== What you should do ==
Your task is to give the number of lines in the listing that include "faktury", and nothing else.

== Supplied material ==
________________
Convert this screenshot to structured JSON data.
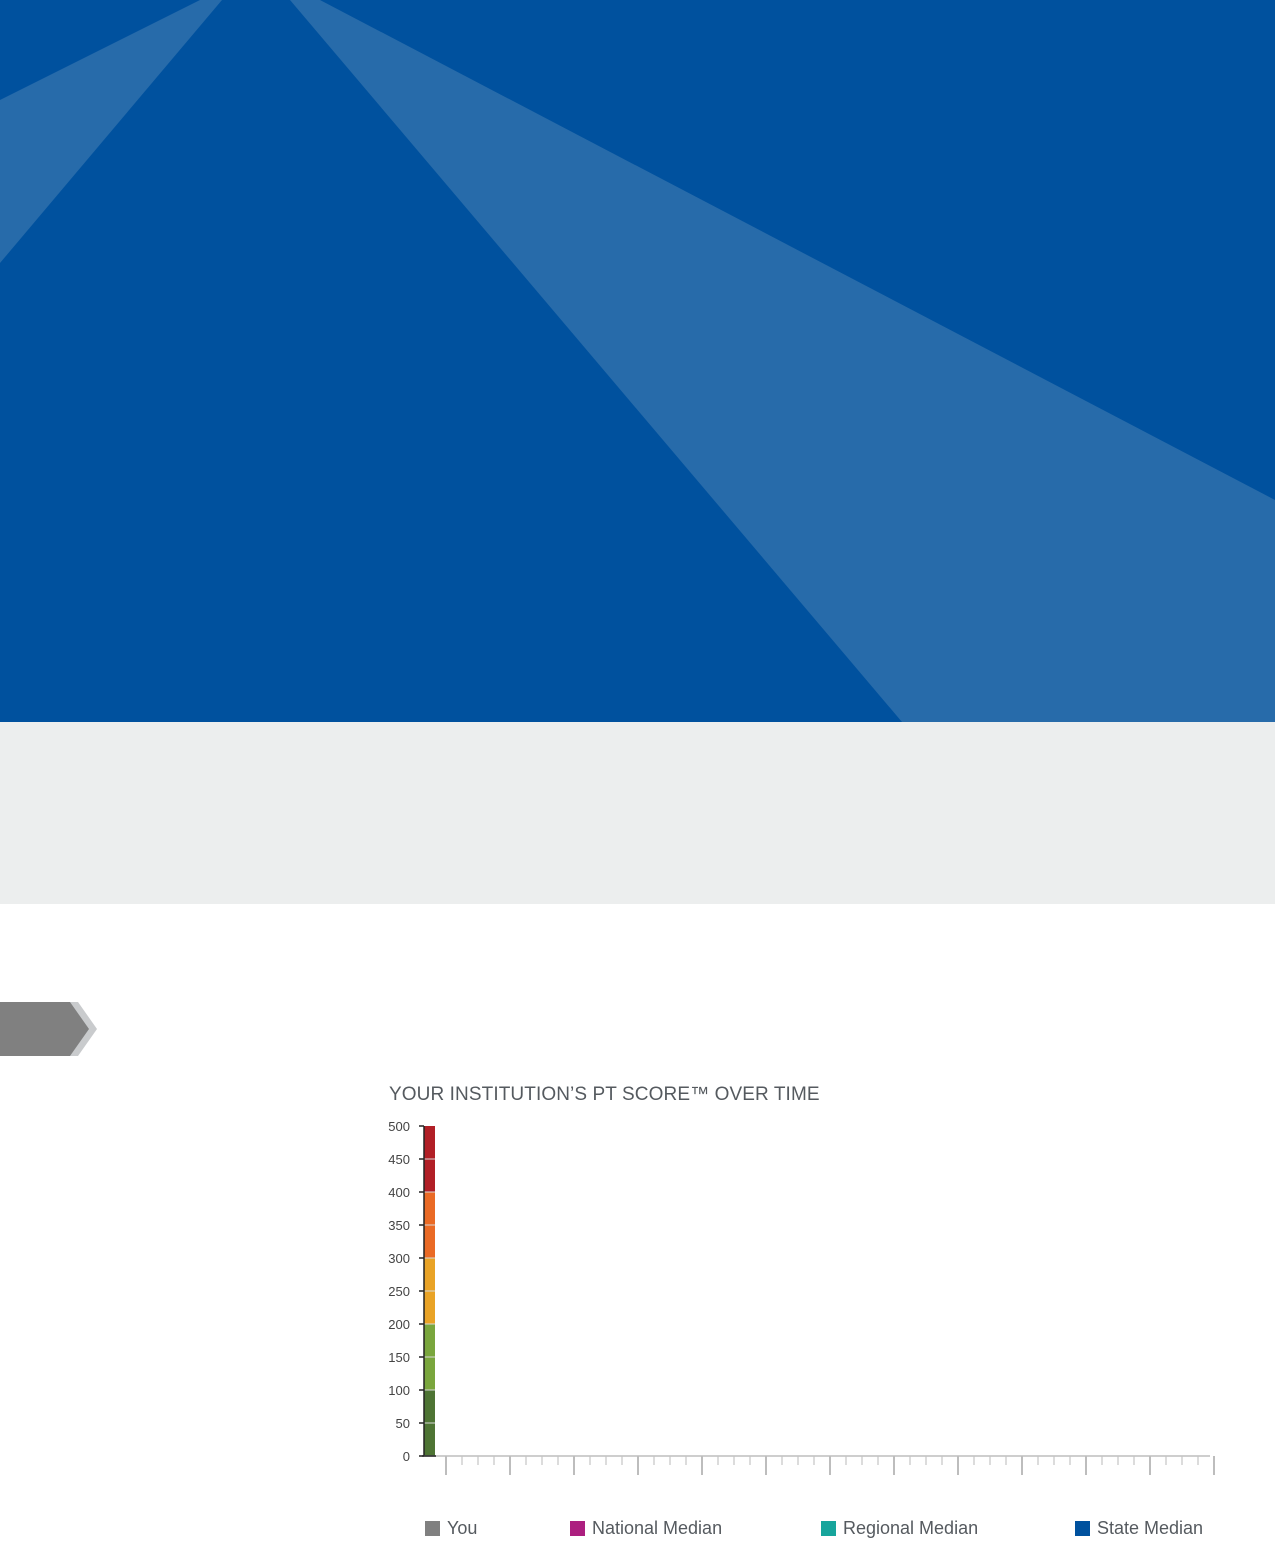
{
  "colors": {
    "hero_bg": "#00519e",
    "hero_beam": "#276baa",
    "band": "#eceeee",
    "tab": "#808080",
    "tab_edge": "#c9cbcd"
  },
  "chart_data": {
    "type": "line",
    "title": "YOUR INSTITUTION’S PT SCORE™ OVER TIME",
    "xlabel": "",
    "ylabel": "",
    "ylim": [
      0,
      500
    ],
    "y_ticks": [
      0,
      50,
      100,
      150,
      200,
      250,
      300,
      350,
      400,
      450,
      500
    ],
    "x_major_ticks": 13,
    "x_minor_per_major": 4,
    "grid": false,
    "legend_position": "bottom",
    "color_scale": [
      {
        "from": 0,
        "to": 100,
        "color": "#4e7434"
      },
      {
        "from": 100,
        "to": 200,
        "color": "#7aa63d"
      },
      {
        "from": 200,
        "to": 300,
        "color": "#e9a326"
      },
      {
        "from": 300,
        "to": 400,
        "color": "#ea6a25"
      },
      {
        "from": 400,
        "to": 500,
        "color": "#b11f26"
      }
    ],
    "series": [
      {
        "name": "You",
        "color": "#808080",
        "values": []
      },
      {
        "name": "National Median",
        "color": "#ac1f7f",
        "values": []
      },
      {
        "name": "Regional Median",
        "color": "#17a59c",
        "values": []
      },
      {
        "name": "State Median",
        "color": "#00519e",
        "values": []
      }
    ]
  }
}
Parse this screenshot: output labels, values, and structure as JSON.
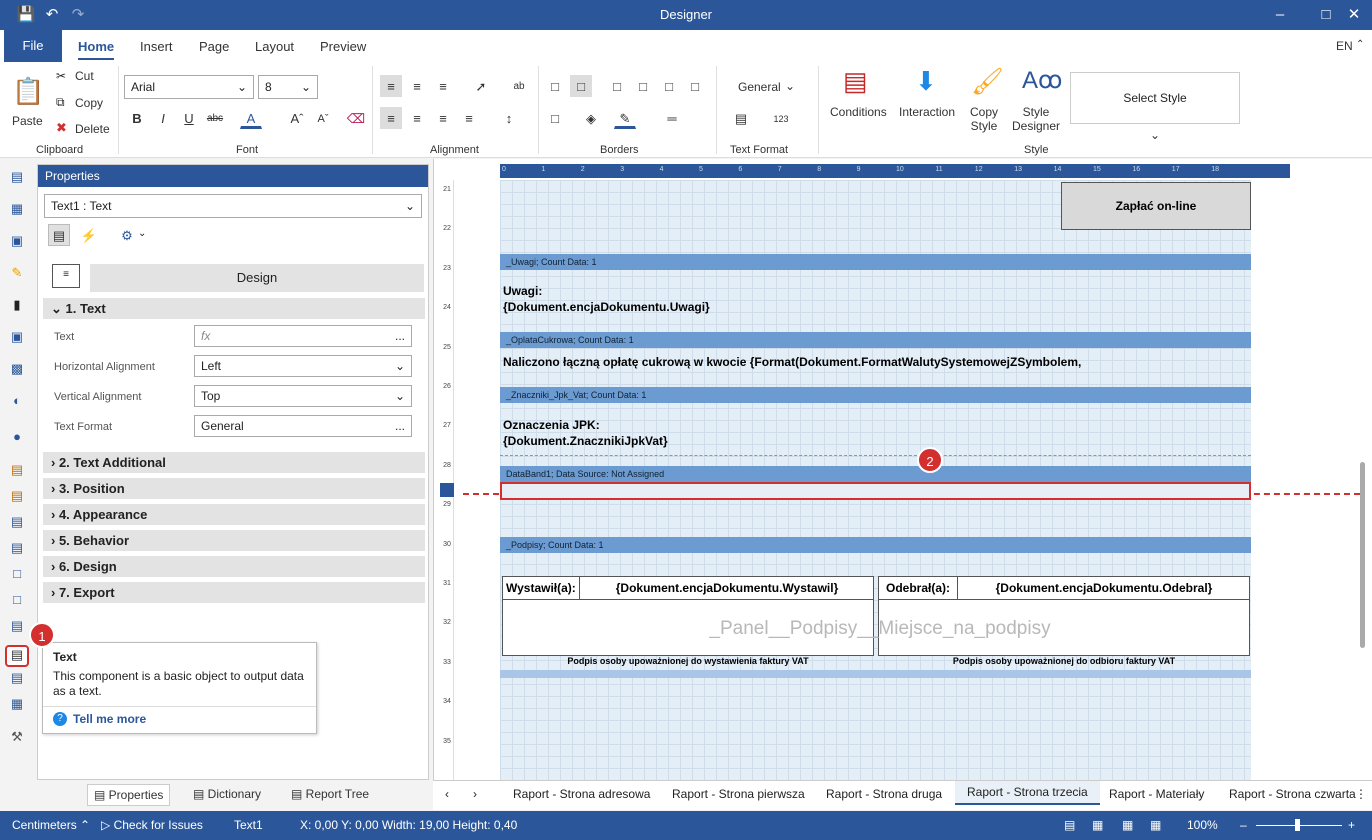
{
  "window": {
    "title": "Designer"
  },
  "menu": {
    "file": "File",
    "tabs": [
      "Home",
      "Insert",
      "Page",
      "Layout",
      "Preview"
    ],
    "lang": "EN"
  },
  "ribbon": {
    "clipboard": {
      "paste": "Paste",
      "cut": "Cut",
      "copy": "Copy",
      "delete": "Delete",
      "group": "Clipboard"
    },
    "font": {
      "family": "Arial",
      "size": "8",
      "group": "Font"
    },
    "alignment": {
      "group": "Alignment"
    },
    "borders": {
      "group": "Borders"
    },
    "textformat": {
      "value": "General",
      "group": "Text Format"
    },
    "style": {
      "conditions": "Conditions",
      "interaction": "Interaction",
      "copy_style": "Copy Style",
      "style_designer": "Style Designer",
      "select_style": "Select Style",
      "group": "Style"
    }
  },
  "properties": {
    "header": "Properties",
    "selector": "Text1 : Text",
    "design_button": "Design",
    "section_text": "1. Text",
    "rows": [
      {
        "label": "Text",
        "value": "fx"
      },
      {
        "label": "Horizontal Alignment",
        "value": "Left"
      },
      {
        "label": "Vertical Alignment",
        "value": "Top"
      },
      {
        "label": "Text Format",
        "value": "General"
      }
    ],
    "sections": [
      "2. Text Additional",
      "3. Position",
      "4. Appearance",
      "5. Behavior",
      "6. Design",
      "7. Export"
    ]
  },
  "bottom_tabs": [
    "Properties",
    "Dictionary",
    "Report Tree"
  ],
  "tooltip": {
    "title": "Text",
    "body": "This component is a basic object to output data as a text.",
    "link": "Tell me more"
  },
  "badges": {
    "one": "1",
    "two": "2"
  },
  "report": {
    "pay_button": "Zapłać on-line",
    "band_uwagi": "_Uwagi; Count Data: 1",
    "uwagi_label": "Uwagi:",
    "uwagi_expr": "{Dokument.encjaDokumentu.Uwagi}",
    "band_oplata": "_OplataCukrowa; Count Data: 1",
    "oplata_text": "Naliczono łączną opłatę cukrową w kwocie {Format(Dokument.FormatWalutySystemowejZSymbolem,",
    "band_jpk": "_Znaczniki_Jpk_Vat; Count Data: 1",
    "jpk_label": "Oznaczenia JPK:",
    "jpk_expr": "{Dokument.ZnacznikiJpkVat}",
    "band_data": "DataBand1; Data Source: Not Assigned",
    "band_podpisy": "_Podpisy; Count Data: 1",
    "wystawil_label": "Wystawił(a):",
    "wystawil_expr": "{Dokument.encjaDokumentu.Wystawil}",
    "odebral_label": "Odebrał(a):",
    "odebral_expr": "{Dokument.encjaDokumentu.Odebral}",
    "panel_watermark": "_Panel__Podpisy__Miejsce_na_podpisy",
    "sign_left": "Podpis osoby upoważnionej do wystawienia faktury VAT",
    "sign_right": "Podpis osoby upoważnionej do odbioru faktury VAT"
  },
  "ruler_top": [
    "0",
    "1",
    "2",
    "3",
    "4",
    "5",
    "6",
    "7",
    "8",
    "9",
    "10",
    "11",
    "12",
    "13",
    "14",
    "15",
    "16",
    "17",
    "18"
  ],
  "ruler_left": [
    "21",
    "22",
    "23",
    "24",
    "25",
    "26",
    "27",
    "28",
    "29",
    "30",
    "31",
    "32",
    "33",
    "34",
    "35"
  ],
  "page_tabs": [
    "Raport - Strona adresowa",
    "Raport - Strona pierwsza",
    "Raport - Strona druga",
    "Raport - Strona trzecia",
    "Raport - Materiały",
    "Raport - Strona czwarta"
  ],
  "status": {
    "units": "Centimeters",
    "check": "Check for Issues",
    "component": "Text1",
    "coords": "X: 0,00  Y: 0,00  Width: 19,00  Height: 0,40",
    "zoom": "100%"
  }
}
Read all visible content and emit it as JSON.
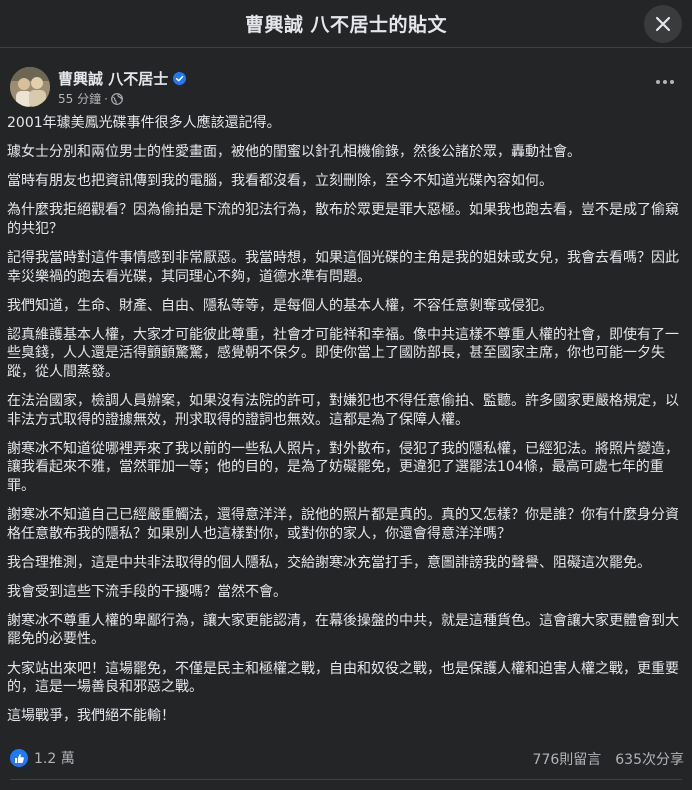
{
  "dialog": {
    "title": "曹興誠 八不居士的貼文",
    "close_icon": "close-icon"
  },
  "post": {
    "author": "曹興誠 八不居士",
    "verified_icon": "verified-badge-icon",
    "time": "55 分鐘",
    "separator": "·",
    "privacy_icon": "public-globe-icon",
    "more_icon": "more-options-icon",
    "paragraphs": [
      "2001年璩美鳳光碟事件很多人應該還記得。",
      "璩女士分別和兩位男士的性愛畫面，被他的閨蜜以針孔相機偷錄，然後公諸於眾，轟動社會。",
      "當時有朋友也把資訊傳到我的電腦，我看都沒看，立刻刪除，至今不知道光碟內容如何。",
      "為什麼我拒絕觀看？因為偷拍是下流的犯法行為，散布於眾更是罪大惡極。如果我也跑去看，豈不是成了偷窺的共犯？",
      "記得我當時對這件事情感到非常厭惡。我當時想，如果這個光碟的主角是我的姐妹或女兒，我會去看嗎？因此幸災樂禍的跑去看光碟，其同理心不夠，道德水準有問題。",
      "我們知道，生命、財產、自由、隱私等等，是每個人的基本人權，不容任意剝奪或侵犯。",
      "認真維護基本人權，大家才可能彼此尊重，社會才可能祥和幸福。像中共這樣不尊重人權的社會，即使有了一些臭錢，人人還是活得顫顫驚驚，感覺朝不保夕。即使你當上了國防部長，甚至國家主席，你也可能一夕失蹤，從人間蒸發。",
      "在法治國家，檢調人員辦案，如果沒有法院的許可，對嫌犯也不得任意偷拍、監聽。許多國家更嚴格規定，以非法方式取得的證據無效，刑求取得的證詞也無效。這都是為了保障人權。",
      "謝寒冰不知道從哪裡弄來了我以前的一些私人照片，對外散布，侵犯了我的隱私權，已經犯法。將照片變造，讓我看起來不雅，當然罪加一等；他的目的，是為了妨礙罷免，更違犯了選罷法104條，最高可處七年的重罪。",
      "謝寒冰不知道自己已經嚴重觸法，還得意洋洋，說他的照片都是真的。真的又怎樣？你是誰？你有什麼身分資格任意散布我的隱私？如果別人也這樣對你，或對你的家人，你還會得意洋洋嗎？",
      "我合理推測，這是中共非法取得的個人隱私，交給謝寒冰充當打手，意圖誹謗我的聲譽、阻礙這次罷免。",
      "我會受到這些下流手段的干擾嗎？當然不會。",
      "謝寒冰不尊重人權的卑鄙行為，讓大家更能認清，在幕後操盤的中共，就是這種貨色。這會讓大家更體會到大罷免的必要性。",
      "大家站出來吧！這場罷免，不僅是民主和極權之戰，自由和奴役之戰，也是保護人權和迫害人權之戰，更重要的，這是一場善良和邪惡之戰。",
      "這場戰爭，我們絕不能輸！"
    ]
  },
  "footer": {
    "like_icon": "thumbs-up-icon",
    "reaction_count": "1.2 萬",
    "comments": "776則留言",
    "shares": "635次分享"
  },
  "colors": {
    "background": "#242526",
    "text": "#e4e6eb",
    "secondary_text": "#b0b3b8",
    "accent": "#2078f4"
  }
}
________________
== The completed task ==
2